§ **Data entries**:

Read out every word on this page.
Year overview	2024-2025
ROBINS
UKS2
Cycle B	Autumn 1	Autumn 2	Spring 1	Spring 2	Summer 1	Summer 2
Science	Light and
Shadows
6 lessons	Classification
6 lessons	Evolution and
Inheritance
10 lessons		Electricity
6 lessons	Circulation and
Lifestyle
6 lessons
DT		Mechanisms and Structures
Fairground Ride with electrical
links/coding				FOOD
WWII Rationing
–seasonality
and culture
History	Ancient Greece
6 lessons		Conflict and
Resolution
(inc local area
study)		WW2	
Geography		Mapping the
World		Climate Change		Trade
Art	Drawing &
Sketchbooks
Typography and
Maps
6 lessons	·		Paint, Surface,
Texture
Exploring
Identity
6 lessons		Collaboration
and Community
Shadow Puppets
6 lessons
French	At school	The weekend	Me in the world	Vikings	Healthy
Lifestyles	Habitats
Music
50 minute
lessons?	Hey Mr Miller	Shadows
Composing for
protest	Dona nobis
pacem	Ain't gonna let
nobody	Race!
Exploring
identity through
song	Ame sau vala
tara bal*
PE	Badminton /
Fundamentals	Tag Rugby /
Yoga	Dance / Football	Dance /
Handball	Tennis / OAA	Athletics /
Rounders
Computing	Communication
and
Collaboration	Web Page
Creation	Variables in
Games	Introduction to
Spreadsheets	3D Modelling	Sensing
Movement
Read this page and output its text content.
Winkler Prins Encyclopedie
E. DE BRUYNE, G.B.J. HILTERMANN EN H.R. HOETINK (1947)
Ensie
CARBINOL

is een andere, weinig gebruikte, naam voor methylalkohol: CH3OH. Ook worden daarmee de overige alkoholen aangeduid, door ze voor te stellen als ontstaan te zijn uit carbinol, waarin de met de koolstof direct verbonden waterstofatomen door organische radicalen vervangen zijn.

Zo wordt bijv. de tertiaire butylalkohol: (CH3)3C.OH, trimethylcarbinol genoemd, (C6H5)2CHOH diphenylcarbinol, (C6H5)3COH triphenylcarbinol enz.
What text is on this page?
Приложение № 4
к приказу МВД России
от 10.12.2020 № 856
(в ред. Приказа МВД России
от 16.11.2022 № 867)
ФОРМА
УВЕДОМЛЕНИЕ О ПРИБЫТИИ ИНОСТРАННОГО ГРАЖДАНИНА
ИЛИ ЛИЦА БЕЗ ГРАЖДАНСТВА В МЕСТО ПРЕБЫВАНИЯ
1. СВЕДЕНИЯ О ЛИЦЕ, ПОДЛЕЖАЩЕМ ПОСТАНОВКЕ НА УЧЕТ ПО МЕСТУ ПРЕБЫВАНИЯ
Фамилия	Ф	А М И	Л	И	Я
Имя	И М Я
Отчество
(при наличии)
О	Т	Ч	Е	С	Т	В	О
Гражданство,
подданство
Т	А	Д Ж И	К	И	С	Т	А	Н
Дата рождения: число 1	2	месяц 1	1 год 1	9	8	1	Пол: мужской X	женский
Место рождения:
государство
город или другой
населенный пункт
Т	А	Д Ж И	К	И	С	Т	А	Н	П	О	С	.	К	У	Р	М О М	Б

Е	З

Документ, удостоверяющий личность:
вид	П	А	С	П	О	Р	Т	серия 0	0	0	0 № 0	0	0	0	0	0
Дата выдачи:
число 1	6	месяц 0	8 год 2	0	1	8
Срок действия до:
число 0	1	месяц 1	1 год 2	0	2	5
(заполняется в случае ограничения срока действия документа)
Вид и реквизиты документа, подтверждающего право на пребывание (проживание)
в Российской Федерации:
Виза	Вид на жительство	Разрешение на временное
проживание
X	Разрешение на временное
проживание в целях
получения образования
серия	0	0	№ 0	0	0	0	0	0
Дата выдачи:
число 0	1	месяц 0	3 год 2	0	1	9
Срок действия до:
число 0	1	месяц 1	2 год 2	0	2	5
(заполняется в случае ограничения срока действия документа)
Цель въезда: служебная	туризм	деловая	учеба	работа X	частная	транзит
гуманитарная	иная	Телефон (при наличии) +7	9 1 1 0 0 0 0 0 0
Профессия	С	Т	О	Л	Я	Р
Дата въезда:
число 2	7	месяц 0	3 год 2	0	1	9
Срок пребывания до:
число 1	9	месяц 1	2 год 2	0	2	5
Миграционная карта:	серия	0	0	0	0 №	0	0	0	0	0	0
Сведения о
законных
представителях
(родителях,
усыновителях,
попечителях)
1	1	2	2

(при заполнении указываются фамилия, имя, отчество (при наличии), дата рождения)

§ **SHORT PROBLEM**:
All of the lines above must be returned exactly.

§ **SOLUTION TO THIS PROBLEM**:
Read out every word on this page.
Year overview	2024-2025
ROBINS
UKS2
Cycle B	Autumn 1	Autumn 2	Spring 1	Spring 2	Summer 1	Summer 2
Science	Light and
Shadows
6 lessons	Classification
6 lessons	Evolution and
Inheritance
10 lessons		Electricity
6 lessons	Circulation and
Lifestyle
6 lessons
DT		Mechanisms and Structures
Fairground Ride with electrical
links/coding				FOOD
WWII Rationing
–seasonality
and culture
History	Ancient Greece
6 lessons		Conflict and
Resolution
(inc local area
study)		WW2	
Geography		Mapping the
World		Climate Change		Trade
Art	Drawing &
Sketchbooks
Typography and
Maps
6 lessons	·		Paint, Surface,
Texture
Exploring
Identity
6 lessons		Collaboration
and Community
Shadow Puppets
6 lessons
French	At school	The weekend	Me in the world	Vikings	Healthy
Lifestyles	Habitats
Music
50 minute
lessons?	Hey Mr Miller	Shadows
Composing for
protest	Dona nobis
pacem	Ain't gonna let
nobody	Race!
Exploring
identity through
song	Ame sau vala
tara bal*
PE	Badminton /
Fundamentals	Tag Rugby /
Yoga	Dance / Football	Dance /
Handball	Tennis / OAA	Athletics /
Rounders
Computing	Communication
and
Collaboration	Web Page
Creation	Variables in
Games	Introduction to
Spreadsheets	3D Modelling	Sensing
Movement
Read this page and output its text content.
Winkler Prins Encyclopedie
E. DE BRUYNE, G.B.J. HILTERMANN EN H.R. HOETINK (1947)
Ensie
CARBINOL

is een andere, weinig gebruikte, naam voor methylalkohol: CH3OH. Ook worden daarmee de overige alkoholen aangeduid, door ze voor te stellen als ontstaan te zijn uit carbinol, waarin de met de koolstof direct verbonden waterstofatomen door organische radicalen vervangen zijn.

Zo wordt bijv. de tertiaire butylalkohol: (CH3)3C.OH, trimethylcarbinol genoemd, (C6H5)2CHOH diphenylcarbinol, (C6H5)3COH triphenylcarbinol enz.
What text is on this page?
Приложение № 4
к приказу МВД России
от 10.12.2020 № 856
(в ред. Приказа МВД России
от 16.11.2022 № 867)
ФОРМА
УВЕДОМЛЕНИЕ О ПРИБЫТИИ ИНОСТРАННОГО ГРАЖДАНИНА
ИЛИ ЛИЦА БЕЗ ГРАЖДАНСТВА В МЕСТО ПРЕБЫВАНИЯ
1. СВЕДЕНИЯ О ЛИЦЕ, ПОДЛЕЖАЩЕМ ПОСТАНОВКЕ НА УЧЕТ ПО МЕСТУ ПРЕБЫВАНИЯ
Фамилия	Ф	А М И	Л	И	Я
Имя	И М Я
Отчество
(при наличии)
О	Т	Ч	Е	С	Т	В	О
Гражданство,
подданство
Т	А	Д Ж И	К	И	С	Т	А	Н
Дата рождения: число 1	2	месяц 1	1 год 1	9	8	1	Пол: мужской X	женский
Место рождения:
государство
город или другой
населенный пункт
Т	А	Д Ж И	К	И	С	Т	А	Н	П	О	С	.	К	У	Р	М О М	Б

Е	З

Документ, удостоверяющий личность:
вид	П	А	С	П	О	Р	Т	серия 0	0	0	0 № 0	0	0	0	0	0
Дата выдачи:
число 1	6	месяц 0	8 год 2	0	1	8
Срок действия до:
число 0	1	месяц 1	1 год 2	0	2	5
(заполняется в случае ограничения срока действия документа)
Вид и реквизиты документа, подтверждающего право на пребывание (проживание)
в Российской Федерации:
Виза	Вид на жительство	Разрешение на временное
проживание
X	Разрешение на временное
проживание в целях
получения образования
серия	0	0	№ 0	0	0	0	0	0
Дата выдачи:
число 0	1	месяц 0	3 год 2	0	1	9
Срок действия до:
число 0	1	месяц 1	2 год 2	0	2	5
(заполняется в случае ограничения срока действия документа)
Цель въезда: служебная	туризм	деловая	учеба	работа X	частная	транзит
гуманитарная	иная	Телефон (при наличии) +7	9 1 1 0 0 0 0 0 0
Профессия	С	Т	О	Л	Я	Р
Дата въезда:
число 2	7	месяц 0	3 год 2	0	1	9
Срок пребывания до:
число 1	9	месяц 1	2 год 2	0	2	5
Миграционная карта:	серия	0	0	0	0 №	0	0	0	0	0	0
Сведения о
законных
представителях
(родителях,
усыновителях,
попечителях)
1	1	2	2

(при заполнении указываются фамилия, имя, отчество (при наличии), дата рождения)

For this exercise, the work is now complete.